__The exercise__.
The records below must be duplicated exactly, character for character.

— Begin —

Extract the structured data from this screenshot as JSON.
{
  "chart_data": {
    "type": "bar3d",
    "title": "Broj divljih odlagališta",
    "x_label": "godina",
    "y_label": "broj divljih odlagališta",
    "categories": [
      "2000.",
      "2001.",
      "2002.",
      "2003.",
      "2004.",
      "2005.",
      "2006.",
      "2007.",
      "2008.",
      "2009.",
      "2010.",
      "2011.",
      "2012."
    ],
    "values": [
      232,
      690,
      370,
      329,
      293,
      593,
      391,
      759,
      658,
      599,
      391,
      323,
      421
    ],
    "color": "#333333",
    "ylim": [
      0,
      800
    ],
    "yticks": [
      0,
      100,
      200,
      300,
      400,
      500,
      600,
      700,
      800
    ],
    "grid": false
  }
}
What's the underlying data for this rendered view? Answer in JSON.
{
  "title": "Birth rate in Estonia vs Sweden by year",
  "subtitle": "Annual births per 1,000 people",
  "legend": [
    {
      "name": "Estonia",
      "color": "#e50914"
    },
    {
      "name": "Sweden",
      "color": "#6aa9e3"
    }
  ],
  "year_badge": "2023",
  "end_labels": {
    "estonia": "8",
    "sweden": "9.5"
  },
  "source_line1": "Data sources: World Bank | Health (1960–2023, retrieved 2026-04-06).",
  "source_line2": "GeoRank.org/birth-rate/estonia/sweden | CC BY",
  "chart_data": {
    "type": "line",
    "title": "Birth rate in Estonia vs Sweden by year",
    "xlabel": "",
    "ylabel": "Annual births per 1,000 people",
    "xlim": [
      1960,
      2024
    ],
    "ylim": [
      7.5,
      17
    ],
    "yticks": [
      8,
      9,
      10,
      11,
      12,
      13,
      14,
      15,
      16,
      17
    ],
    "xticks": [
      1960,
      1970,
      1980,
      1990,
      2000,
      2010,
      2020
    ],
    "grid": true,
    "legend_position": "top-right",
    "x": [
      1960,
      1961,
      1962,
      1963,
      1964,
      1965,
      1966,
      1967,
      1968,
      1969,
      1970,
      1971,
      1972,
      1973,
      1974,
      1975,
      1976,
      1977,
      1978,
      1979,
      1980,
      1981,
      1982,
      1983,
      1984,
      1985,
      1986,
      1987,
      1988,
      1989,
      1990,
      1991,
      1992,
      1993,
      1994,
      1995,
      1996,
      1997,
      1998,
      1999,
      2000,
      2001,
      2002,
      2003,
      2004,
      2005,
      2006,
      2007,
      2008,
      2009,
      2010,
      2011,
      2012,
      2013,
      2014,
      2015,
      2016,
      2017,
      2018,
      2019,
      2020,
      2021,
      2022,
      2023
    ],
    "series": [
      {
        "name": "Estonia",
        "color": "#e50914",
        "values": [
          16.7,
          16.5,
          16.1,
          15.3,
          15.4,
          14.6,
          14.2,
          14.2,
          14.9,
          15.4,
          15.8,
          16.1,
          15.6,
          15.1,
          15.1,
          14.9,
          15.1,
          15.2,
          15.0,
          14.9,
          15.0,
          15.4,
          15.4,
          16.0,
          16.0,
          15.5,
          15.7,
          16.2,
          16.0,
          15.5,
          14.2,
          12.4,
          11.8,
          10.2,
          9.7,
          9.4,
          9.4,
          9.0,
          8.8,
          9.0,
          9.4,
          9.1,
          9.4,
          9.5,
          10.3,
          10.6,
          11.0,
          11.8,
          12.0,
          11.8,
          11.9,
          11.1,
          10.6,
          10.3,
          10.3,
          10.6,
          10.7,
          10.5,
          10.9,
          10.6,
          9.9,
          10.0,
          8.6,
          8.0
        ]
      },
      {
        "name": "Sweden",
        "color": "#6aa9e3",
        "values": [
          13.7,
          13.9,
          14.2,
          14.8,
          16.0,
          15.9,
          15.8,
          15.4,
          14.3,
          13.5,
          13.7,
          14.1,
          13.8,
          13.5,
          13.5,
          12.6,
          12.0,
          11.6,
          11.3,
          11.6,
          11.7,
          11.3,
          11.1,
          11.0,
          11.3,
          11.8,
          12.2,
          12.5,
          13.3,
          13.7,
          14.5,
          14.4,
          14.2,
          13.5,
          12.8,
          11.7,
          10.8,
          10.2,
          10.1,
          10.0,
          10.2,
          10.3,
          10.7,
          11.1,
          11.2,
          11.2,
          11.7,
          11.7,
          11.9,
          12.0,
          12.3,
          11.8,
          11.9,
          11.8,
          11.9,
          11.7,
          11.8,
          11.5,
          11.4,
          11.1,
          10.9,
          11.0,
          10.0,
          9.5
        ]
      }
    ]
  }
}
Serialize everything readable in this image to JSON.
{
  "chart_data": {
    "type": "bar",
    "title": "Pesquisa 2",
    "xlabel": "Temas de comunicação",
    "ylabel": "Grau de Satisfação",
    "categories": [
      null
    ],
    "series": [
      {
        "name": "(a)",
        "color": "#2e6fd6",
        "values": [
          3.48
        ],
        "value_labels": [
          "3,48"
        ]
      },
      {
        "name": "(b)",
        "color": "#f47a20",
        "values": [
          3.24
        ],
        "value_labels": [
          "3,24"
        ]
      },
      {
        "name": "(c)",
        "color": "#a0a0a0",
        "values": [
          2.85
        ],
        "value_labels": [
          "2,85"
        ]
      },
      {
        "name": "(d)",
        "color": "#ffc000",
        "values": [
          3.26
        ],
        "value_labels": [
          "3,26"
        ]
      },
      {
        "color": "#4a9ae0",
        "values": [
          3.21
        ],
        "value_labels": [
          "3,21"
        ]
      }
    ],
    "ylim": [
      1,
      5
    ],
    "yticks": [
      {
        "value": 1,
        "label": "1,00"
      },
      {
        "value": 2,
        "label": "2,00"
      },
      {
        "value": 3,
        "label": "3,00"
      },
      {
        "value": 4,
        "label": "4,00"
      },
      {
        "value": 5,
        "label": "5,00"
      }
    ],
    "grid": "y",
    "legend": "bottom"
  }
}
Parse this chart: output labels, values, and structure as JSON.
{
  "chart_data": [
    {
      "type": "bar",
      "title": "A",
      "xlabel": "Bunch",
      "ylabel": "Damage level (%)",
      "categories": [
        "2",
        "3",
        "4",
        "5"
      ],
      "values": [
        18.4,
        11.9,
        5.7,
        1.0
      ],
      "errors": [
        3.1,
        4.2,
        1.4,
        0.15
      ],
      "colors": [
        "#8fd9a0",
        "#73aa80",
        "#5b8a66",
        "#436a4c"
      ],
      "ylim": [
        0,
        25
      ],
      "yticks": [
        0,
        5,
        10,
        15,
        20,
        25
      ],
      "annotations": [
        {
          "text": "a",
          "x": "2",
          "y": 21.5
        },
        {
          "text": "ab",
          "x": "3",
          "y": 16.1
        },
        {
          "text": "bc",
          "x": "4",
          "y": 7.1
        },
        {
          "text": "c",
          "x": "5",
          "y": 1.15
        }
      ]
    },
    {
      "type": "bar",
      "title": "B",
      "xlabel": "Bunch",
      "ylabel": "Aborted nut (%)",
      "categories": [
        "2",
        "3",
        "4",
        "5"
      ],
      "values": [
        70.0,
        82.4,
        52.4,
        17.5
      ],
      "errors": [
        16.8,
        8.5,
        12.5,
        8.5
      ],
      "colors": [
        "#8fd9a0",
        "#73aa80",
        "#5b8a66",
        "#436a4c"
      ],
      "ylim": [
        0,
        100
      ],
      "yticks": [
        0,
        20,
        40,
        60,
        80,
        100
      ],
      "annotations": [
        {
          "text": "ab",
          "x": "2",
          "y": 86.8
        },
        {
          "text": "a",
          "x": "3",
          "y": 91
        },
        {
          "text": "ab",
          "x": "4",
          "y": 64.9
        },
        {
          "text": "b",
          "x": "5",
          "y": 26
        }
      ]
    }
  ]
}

— End —

__Answer below__.
Extract the structured data from this screenshot as JSON.
{
  "chart_data": {
    "type": "bar3d",
    "title": "Broj divljih odlagališta",
    "x_label": "godina",
    "y_label": "broj divljih odlagališta",
    "categories": [
      "2000.",
      "2001.",
      "2002.",
      "2003.",
      "2004.",
      "2005.",
      "2006.",
      "2007.",
      "2008.",
      "2009.",
      "2010.",
      "2011.",
      "2012."
    ],
    "values": [
      232,
      690,
      370,
      329,
      293,
      593,
      391,
      759,
      658,
      599,
      391,
      323,
      421
    ],
    "color": "#333333",
    "ylim": [
      0,
      800
    ],
    "yticks": [
      0,
      100,
      200,
      300,
      400,
      500,
      600,
      700,
      800
    ],
    "grid": false
  }
}
What's the underlying data for this rendered view? Answer in JSON.
{
  "title": "Birth rate in Estonia vs Sweden by year",
  "subtitle": "Annual births per 1,000 people",
  "legend": [
    {
      "name": "Estonia",
      "color": "#e50914"
    },
    {
      "name": "Sweden",
      "color": "#6aa9e3"
    }
  ],
  "year_badge": "2023",
  "end_labels": {
    "estonia": "8",
    "sweden": "9.5"
  },
  "source_line1": "Data sources: World Bank | Health (1960–2023, retrieved 2026-04-06).",
  "source_line2": "GeoRank.org/birth-rate/estonia/sweden | CC BY",
  "chart_data": {
    "type": "line",
    "title": "Birth rate in Estonia vs Sweden by year",
    "xlabel": "",
    "ylabel": "Annual births per 1,000 people",
    "xlim": [
      1960,
      2024
    ],
    "ylim": [
      7.5,
      17
    ],
    "yticks": [
      8,
      9,
      10,
      11,
      12,
      13,
      14,
      15,
      16,
      17
    ],
    "xticks": [
      1960,
      1970,
      1980,
      1990,
      2000,
      2010,
      2020
    ],
    "grid": true,
    "legend_position": "top-right",
    "x": [
      1960,
      1961,
      1962,
      1963,
      1964,
      1965,
      1966,
      1967,
      1968,
      1969,
      1970,
      1971,
      1972,
      1973,
      1974,
      1975,
      1976,
      1977,
      1978,
      1979,
      1980,
      1981,
      1982,
      1983,
      1984,
      1985,
      1986,
      1987,
      1988,
      1989,
      1990,
      1991,
      1992,
      1993,
      1994,
      1995,
      1996,
      1997,
      1998,
      1999,
      2000,
      2001,
      2002,
      2003,
      2004,
      2005,
      2006,
      2007,
      2008,
      2009,
      2010,
      2011,
      2012,
      2013,
      2014,
      2015,
      2016,
      2017,
      2018,
      2019,
      2020,
      2021,
      2022,
      2023
    ],
    "series": [
      {
        "name": "Estonia",
        "color": "#e50914",
        "values": [
          16.7,
          16.5,
          16.1,
          15.3,
          15.4,
          14.6,
          14.2,
          14.2,
          14.9,
          15.4,
          15.8,
          16.1,
          15.6,
          15.1,
          15.1,
          14.9,
          15.1,
          15.2,
          15.0,
          14.9,
          15.0,
          15.4,
          15.4,
          16.0,
          16.0,
          15.5,
          15.7,
          16.2,
          16.0,
          15.5,
          14.2,
          12.4,
          11.8,
          10.2,
          9.7,
          9.4,
          9.4,
          9.0,
          8.8,
          9.0,
          9.4,
          9.1,
          9.4,
          9.5,
          10.3,
          10.6,
          11.0,
          11.8,
          12.0,
          11.8,
          11.9,
          11.1,
          10.6,
          10.3,
          10.3,
          10.6,
          10.7,
          10.5,
          10.9,
          10.6,
          9.9,
          10.0,
          8.6,
          8.0
        ]
      },
      {
        "name": "Sweden",
        "color": "#6aa9e3",
        "values": [
          13.7,
          13.9,
          14.2,
          14.8,
          16.0,
          15.9,
          15.8,
          15.4,
          14.3,
          13.5,
          13.7,
          14.1,
          13.8,
          13.5,
          13.5,
          12.6,
          12.0,
          11.6,
          11.3,
          11.6,
          11.7,
          11.3,
          11.1,
          11.0,
          11.3,
          11.8,
          12.2,
          12.5,
          13.3,
          13.7,
          14.5,
          14.4,
          14.2,
          13.5,
          12.8,
          11.7,
          10.8,
          10.2,
          10.1,
          10.0,
          10.2,
          10.3,
          10.7,
          11.1,
          11.2,
          11.2,
          11.7,
          11.7,
          11.9,
          12.0,
          12.3,
          11.8,
          11.9,
          11.8,
          11.9,
          11.7,
          11.8,
          11.5,
          11.4,
          11.1,
          10.9,
          11.0,
          10.0,
          9.5
        ]
      }
    ]
  }
}
Serialize everything readable in this image to JSON.
{
  "chart_data": {
    "type": "bar",
    "title": "Pesquisa 2",
    "xlabel": "Temas de comunicação",
    "ylabel": "Grau de Satisfação",
    "categories": [
      null
    ],
    "series": [
      {
        "name": "(a)",
        "color": "#2e6fd6",
        "values": [
          3.48
        ],
        "value_labels": [
          "3,48"
        ]
      },
      {
        "name": "(b)",
        "color": "#f47a20",
        "values": [
          3.24
        ],
        "value_labels": [
          "3,24"
        ]
      },
      {
        "name": "(c)",
        "color": "#a0a0a0",
        "values": [
          2.85
        ],
        "value_labels": [
          "2,85"
        ]
      },
      {
        "name": "(d)",
        "color": "#ffc000",
        "values": [
          3.26
        ],
        "value_labels": [
          "3,26"
        ]
      },
      {
        "color": "#4a9ae0",
        "values": [
          3.21
        ],
        "value_labels": [
          "3,21"
        ]
      }
    ],
    "ylim": [
      1,
      5
    ],
    "yticks": [
      {
        "value": 1,
        "label": "1,00"
      },
      {
        "value": 2,
        "label": "2,00"
      },
      {
        "value": 3,
        "label": "3,00"
      },
      {
        "value": 4,
        "label": "4,00"
      },
      {
        "value": 5,
        "label": "5,00"
      }
    ],
    "grid": "y",
    "legend": "bottom"
  }
}
Parse this chart: output labels, values, and structure as JSON.
{
  "chart_data": [
    {
      "type": "bar",
      "title": "A",
      "xlabel": "Bunch",
      "ylabel": "Damage level (%)",
      "categories": [
        "2",
        "3",
        "4",
        "5"
      ],
      "values": [
        18.4,
        11.9,
        5.7,
        1.0
      ],
      "errors": [
        3.1,
        4.2,
        1.4,
        0.15
      ],
      "colors": [
        "#8fd9a0",
        "#73aa80",
        "#5b8a66",
        "#436a4c"
      ],
      "ylim": [
        0,
        25
      ],
      "yticks": [
        0,
        5,
        10,
        15,
        20,
        25
      ],
      "annotations": [
        {
          "text": "a",
          "x": "2",
          "y": 21.5
        },
        {
          "text": "ab",
          "x": "3",
          "y": 16.1
        },
        {
          "text": "bc",
          "x": "4",
          "y": 7.1
        },
        {
          "text": "c",
          "x": "5",
          "y": 1.15
        }
      ]
    },
    {
      "type": "bar",
      "title": "B",
      "xlabel": "Bunch",
      "ylabel": "Aborted nut (%)",
      "categories": [
        "2",
        "3",
        "4",
        "5"
      ],
      "values": [
        70.0,
        82.4,
        52.4,
        17.5
      ],
      "errors": [
        16.8,
        8.5,
        12.5,
        8.5
      ],
      "colors": [
        "#8fd9a0",
        "#73aa80",
        "#5b8a66",
        "#436a4c"
      ],
      "ylim": [
        0,
        100
      ],
      "yticks": [
        0,
        20,
        40,
        60,
        80,
        100
      ],
      "annotations": [
        {
          "text": "ab",
          "x": "2",
          "y": 86.8
        },
        {
          "text": "a",
          "x": "3",
          "y": 91
        },
        {
          "text": "ab",
          "x": "4",
          "y": 64.9
        },
        {
          "text": "b",
          "x": "5",
          "y": 26
        }
      ]
    }
  ]
}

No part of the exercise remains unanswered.